### [WRITTEN REQUEST]
List the lines of this listing that hold the word "Upeak".

--- --- ---

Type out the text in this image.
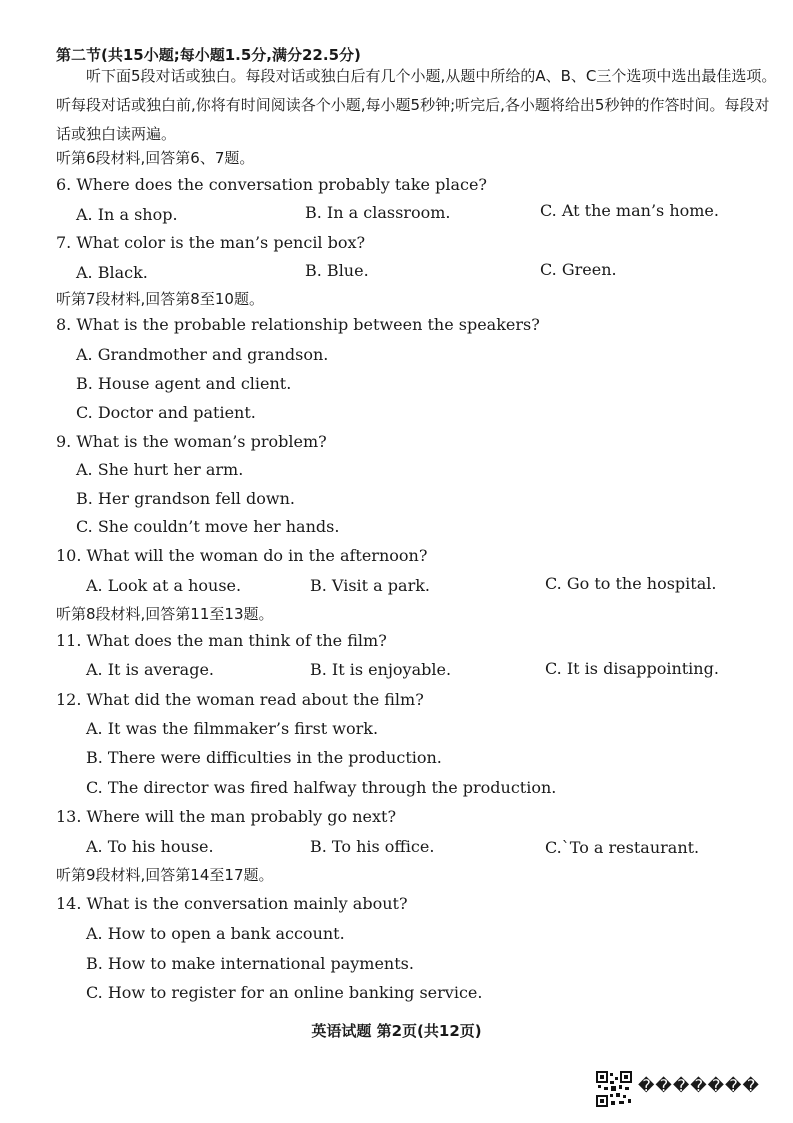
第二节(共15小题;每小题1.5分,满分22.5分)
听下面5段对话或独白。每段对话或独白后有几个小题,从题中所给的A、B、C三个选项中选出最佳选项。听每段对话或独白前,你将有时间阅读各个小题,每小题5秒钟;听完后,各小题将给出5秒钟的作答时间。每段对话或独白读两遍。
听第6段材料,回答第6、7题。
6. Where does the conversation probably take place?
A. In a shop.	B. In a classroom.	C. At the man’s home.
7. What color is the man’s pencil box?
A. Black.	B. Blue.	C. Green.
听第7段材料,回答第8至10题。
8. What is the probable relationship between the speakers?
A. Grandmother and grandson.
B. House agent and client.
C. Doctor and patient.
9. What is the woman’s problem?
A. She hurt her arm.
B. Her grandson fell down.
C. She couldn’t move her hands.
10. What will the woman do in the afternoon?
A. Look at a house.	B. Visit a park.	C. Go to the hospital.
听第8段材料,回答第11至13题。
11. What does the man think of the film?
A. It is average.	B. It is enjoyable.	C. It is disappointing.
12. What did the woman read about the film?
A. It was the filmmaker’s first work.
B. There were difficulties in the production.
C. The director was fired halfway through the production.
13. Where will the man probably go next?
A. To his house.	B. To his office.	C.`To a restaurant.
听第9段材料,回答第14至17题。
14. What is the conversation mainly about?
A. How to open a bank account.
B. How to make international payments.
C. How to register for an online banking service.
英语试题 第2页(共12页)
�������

--- --- ---

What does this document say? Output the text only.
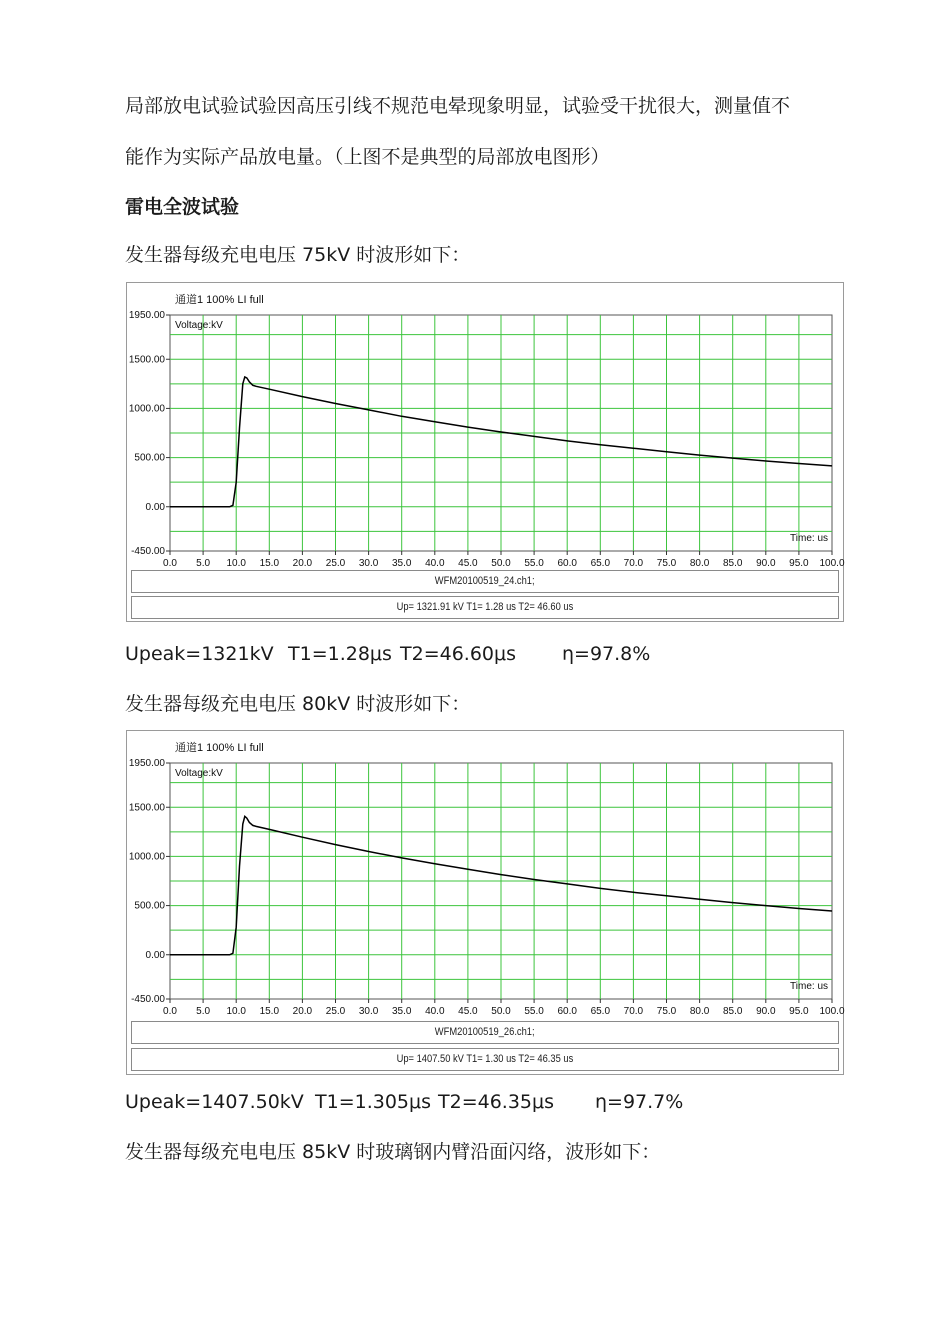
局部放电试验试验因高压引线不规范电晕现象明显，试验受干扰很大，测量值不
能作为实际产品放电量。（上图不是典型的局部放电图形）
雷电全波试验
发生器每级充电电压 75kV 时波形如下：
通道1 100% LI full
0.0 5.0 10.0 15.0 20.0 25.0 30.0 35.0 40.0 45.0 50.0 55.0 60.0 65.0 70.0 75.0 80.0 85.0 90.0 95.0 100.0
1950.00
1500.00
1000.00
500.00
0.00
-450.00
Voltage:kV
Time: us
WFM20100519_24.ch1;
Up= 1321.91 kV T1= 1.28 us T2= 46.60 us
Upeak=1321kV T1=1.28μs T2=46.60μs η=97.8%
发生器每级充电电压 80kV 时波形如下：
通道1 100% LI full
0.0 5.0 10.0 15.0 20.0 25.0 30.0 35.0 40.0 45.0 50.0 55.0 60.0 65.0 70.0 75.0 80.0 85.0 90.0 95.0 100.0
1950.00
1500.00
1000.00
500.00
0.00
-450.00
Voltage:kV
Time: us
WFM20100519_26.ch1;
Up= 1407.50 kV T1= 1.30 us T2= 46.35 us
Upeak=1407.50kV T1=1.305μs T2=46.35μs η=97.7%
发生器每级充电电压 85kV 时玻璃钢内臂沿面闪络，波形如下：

--- --- ---

### [REPLY]
Upeak=1321kV T1=1.28μs T2=46.60μs η=97.8%
Upeak=1407.50kV T1=1.305μs T2=46.35μs η=97.7%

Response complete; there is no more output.